→ Given text:

<<<<

Later in an economic cycle and you get your first downturn, consumer finance companies are going to get a little beaten up. If you hold these for 10-15 years, it's fine as they always bounce back higher than before. If you are someone who is occasionally adding or subtracting to your portfolio, then these are the kinds of companies you want to lighten up on. The only offsetting factor is that one of its main competitors got bought out. Given where interest rates are, a lot of big financial institutions want to be in this space. Later in the cycle, he might be turning his holdings but currently he is holding on as he has a feeling that this one is going to get taken out by someone.
A vehicle lender based in red Deer Alberta. Although a national brand, they tend to be more skewed towards the prairies. They are in the C lending category, which is not quite as risky as the D. Nonetheless, a lot of their vehicle lenders are in Alberta, Saskatchewan and Manitoba. The fear of the market is that if, for some reason, people start losing their jobs and can’t meet their car payments, it would be vulnerable. There is some truth to this, so he would rate this as a Hold, not a Buy. Once oil steadies and bottoms at $55-$60, this is an interesting, non-resource stock that is an attractive play on Western Canada.
(A Top Pick June 24/14. Down 70.99%. My records do not show Jason being on BNN on that day, so I am using the figures that BNN is showing.) He didn’t see the drop in oil coming, and this one is really focused in Western Canada with a really large exposure to Alberta. Trimmed a little at around $4, but is going to ride the rest of it out. This is now a Hold.
(A Top Pick June 19/14. Down 48.71%.) Everything was great until the oil/gas problems came along. People were quite concerned that they were sitting on a bit of a disaster, but when things started to go last autumn, you just couldn’t get out. Came out with their 3rd quarter results, which weren’t actually too bad. He had been contemplating having this as a Top pick. Trading at about 8X earnings and growing at 25% a year. Good management team.
Most recent quarter was a great one. ROE was 28%. With all the stuff that is happening in the marketplace right now, there are a lot of concerns about Alberta specifically, and you also have a lot of concerns about financials. Thinks they put in a great quarter. To be a buyer of the stock, he has to see oil find its bottom. Once they got that stability and he sees another quarter or 2, this will be fine. Probably in Q1 or Q2 of 2016 he’ll begin to add to his position again. A very well-managed company.
Alternative financing field for cars. Stocks that are really hot and have moved a long way are really out of his purvey. Doesn’t like their balance sheet. There is so much money in accounts receivable and on the liability side and securitization. Doesn’t see any cash.

>>>>

→ Tasks and exercises:
[1] Answer these questions from the stock commentary:
(a) In which city is the vehicle lender based?
(b) What ROE did the most recent quarter show?
(c) At about what price did he trim a little?
[2] Return the passage of the stock commentary between "(A Top Pick June 24/14." and "now a Hold.", inclusive.
[3] Recast the paragraph of the stock commentary that begins "Most recent quarter was a great one" as a short list, keeping its main facts.

→ Dataset excerpts:
<<<<

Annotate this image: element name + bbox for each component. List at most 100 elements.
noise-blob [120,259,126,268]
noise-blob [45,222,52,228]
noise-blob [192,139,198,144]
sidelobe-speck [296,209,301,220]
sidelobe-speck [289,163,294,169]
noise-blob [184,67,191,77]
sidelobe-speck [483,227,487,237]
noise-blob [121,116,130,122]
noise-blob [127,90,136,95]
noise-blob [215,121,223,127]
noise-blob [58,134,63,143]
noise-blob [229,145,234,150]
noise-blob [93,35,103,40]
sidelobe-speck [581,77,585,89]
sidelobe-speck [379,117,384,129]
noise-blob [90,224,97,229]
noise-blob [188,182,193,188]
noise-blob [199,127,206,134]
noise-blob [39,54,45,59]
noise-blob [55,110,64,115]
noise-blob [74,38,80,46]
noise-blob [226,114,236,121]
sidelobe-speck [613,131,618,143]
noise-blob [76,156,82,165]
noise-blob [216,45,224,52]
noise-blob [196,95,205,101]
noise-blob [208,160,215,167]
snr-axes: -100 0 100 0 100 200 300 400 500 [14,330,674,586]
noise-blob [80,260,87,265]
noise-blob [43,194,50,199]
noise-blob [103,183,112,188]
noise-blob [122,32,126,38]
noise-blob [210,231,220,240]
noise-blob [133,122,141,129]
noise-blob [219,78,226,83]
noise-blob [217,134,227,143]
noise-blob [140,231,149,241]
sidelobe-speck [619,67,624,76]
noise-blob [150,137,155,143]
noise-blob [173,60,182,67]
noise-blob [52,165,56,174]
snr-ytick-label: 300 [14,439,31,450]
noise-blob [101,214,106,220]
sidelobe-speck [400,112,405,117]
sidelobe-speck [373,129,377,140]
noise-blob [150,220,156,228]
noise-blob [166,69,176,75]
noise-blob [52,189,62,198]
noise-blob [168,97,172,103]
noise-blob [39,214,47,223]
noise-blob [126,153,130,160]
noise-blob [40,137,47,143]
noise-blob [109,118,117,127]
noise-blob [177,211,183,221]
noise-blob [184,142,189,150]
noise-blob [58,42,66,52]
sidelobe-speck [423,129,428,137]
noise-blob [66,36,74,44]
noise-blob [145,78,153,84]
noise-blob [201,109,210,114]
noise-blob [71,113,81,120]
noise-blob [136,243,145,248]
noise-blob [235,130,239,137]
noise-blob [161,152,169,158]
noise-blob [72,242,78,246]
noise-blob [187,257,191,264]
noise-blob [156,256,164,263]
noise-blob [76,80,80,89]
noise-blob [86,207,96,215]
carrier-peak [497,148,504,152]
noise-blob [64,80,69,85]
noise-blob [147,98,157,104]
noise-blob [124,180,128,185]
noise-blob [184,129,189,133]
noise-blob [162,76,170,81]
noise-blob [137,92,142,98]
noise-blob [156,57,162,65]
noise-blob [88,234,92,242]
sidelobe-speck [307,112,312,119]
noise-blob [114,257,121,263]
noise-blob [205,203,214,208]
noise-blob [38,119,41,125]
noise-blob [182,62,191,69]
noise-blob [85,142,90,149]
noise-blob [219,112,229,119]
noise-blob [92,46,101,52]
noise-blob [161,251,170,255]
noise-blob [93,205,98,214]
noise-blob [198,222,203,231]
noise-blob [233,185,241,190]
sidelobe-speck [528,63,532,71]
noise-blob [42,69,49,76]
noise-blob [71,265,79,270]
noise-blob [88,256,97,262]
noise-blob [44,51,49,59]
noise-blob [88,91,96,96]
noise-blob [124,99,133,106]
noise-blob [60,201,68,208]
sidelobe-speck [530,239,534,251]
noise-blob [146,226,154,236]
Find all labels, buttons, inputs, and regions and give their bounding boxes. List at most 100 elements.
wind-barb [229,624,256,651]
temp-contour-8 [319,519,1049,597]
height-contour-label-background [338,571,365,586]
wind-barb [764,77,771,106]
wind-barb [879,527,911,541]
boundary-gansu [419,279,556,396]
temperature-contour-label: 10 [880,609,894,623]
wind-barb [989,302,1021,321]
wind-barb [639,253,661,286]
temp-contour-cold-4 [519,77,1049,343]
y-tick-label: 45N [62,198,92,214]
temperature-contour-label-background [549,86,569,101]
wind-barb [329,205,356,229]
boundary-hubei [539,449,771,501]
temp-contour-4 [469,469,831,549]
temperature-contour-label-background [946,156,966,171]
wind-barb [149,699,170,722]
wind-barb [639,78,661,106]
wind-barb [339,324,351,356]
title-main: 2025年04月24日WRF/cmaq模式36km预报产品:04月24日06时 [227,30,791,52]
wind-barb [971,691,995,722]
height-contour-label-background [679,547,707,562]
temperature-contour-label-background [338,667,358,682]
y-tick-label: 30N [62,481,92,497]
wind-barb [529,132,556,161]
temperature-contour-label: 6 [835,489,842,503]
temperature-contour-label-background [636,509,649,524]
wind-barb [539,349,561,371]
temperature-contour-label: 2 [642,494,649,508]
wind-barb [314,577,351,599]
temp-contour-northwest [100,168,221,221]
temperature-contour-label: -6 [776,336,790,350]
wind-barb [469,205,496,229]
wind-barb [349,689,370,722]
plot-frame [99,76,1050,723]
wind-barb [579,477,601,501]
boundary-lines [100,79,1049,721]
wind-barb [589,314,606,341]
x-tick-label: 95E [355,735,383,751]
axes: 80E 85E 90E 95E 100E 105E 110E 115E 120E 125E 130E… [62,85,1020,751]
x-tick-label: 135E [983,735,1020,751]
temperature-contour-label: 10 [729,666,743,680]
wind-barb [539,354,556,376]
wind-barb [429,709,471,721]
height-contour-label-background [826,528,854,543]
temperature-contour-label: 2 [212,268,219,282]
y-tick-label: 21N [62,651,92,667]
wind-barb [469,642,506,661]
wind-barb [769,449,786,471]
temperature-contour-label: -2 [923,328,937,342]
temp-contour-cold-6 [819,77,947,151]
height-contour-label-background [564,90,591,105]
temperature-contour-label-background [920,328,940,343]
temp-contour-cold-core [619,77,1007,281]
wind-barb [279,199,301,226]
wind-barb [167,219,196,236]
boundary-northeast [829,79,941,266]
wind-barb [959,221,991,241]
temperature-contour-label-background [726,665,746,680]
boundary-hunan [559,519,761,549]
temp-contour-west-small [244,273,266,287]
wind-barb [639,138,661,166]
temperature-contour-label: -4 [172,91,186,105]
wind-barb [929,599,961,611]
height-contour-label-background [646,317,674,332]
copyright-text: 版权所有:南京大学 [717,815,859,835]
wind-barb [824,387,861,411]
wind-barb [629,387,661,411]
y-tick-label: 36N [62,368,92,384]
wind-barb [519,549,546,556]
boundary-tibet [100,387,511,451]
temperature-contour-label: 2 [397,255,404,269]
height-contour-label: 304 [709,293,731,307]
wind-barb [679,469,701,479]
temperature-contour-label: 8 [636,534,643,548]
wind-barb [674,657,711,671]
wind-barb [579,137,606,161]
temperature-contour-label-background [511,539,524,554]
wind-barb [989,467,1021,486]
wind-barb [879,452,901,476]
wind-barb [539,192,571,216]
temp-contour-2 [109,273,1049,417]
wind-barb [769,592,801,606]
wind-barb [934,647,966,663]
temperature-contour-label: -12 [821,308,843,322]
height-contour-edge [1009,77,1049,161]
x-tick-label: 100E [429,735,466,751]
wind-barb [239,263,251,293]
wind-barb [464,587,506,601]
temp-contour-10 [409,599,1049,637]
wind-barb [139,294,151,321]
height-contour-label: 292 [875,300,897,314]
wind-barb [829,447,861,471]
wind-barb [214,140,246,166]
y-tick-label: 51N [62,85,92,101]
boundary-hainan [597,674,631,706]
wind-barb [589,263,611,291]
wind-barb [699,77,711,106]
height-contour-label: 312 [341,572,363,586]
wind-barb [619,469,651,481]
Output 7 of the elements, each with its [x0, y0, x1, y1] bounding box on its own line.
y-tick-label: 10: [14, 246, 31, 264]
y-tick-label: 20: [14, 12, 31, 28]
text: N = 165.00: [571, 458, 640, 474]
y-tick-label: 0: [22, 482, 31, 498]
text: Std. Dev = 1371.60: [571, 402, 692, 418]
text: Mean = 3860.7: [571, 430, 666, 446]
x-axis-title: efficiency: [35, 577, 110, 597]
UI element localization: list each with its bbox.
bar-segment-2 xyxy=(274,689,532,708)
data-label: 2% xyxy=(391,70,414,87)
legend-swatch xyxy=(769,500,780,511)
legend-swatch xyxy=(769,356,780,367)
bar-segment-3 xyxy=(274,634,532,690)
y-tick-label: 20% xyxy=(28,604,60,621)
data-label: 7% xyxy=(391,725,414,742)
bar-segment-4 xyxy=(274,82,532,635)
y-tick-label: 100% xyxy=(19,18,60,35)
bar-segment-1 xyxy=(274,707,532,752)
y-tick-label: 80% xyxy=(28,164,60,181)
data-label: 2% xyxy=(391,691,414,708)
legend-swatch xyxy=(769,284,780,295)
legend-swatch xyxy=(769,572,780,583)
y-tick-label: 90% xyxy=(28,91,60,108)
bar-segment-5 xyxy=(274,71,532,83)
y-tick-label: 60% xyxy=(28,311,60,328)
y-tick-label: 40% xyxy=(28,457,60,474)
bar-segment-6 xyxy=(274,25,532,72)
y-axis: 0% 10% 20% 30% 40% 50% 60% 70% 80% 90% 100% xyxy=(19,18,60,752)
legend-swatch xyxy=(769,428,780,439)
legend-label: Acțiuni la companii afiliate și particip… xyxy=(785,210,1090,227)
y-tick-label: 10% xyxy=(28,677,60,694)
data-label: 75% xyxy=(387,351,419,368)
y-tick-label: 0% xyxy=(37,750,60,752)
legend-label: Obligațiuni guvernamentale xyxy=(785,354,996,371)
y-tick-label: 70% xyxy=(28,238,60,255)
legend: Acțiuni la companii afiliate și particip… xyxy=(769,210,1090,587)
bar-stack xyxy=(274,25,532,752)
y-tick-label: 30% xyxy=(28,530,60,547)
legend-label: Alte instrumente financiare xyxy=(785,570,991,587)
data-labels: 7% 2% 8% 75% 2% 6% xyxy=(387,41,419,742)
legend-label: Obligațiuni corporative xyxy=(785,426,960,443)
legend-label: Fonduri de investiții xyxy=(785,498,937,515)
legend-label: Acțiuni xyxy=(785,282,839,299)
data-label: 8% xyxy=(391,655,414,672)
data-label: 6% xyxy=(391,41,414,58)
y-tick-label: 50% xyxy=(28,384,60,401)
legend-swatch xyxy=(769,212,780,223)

>>>>

→ Per-task outputs:
[1]
(a) Red Deer, Alberta
(b) 28%
(c) Around $4

[2]
(A Top Pick June 24/14. Down 70.99%. My records do not show Jason being on BNN on that day, so I am using the figures that BNN is showing.) He didn’t see the drop in oil coming, and this one is really focused in Western Canada with a really large exposure to Alberta. Trimmed a little at around $4, but is going to ride the rest of it out. This is now a Hold.

[3]
- The most recent quarter was a great one, with an ROE of 28%.
- The market has concerns about Alberta specifically and about financials.
- Before buying the stock, he needs to see oil find its bottom.
- Once that stability arrives and he sees another quarter or two, the stock will be fine.
- He will probably begin adding to his position again in Q1 or Q2 of 2016.
- The company is very well managed.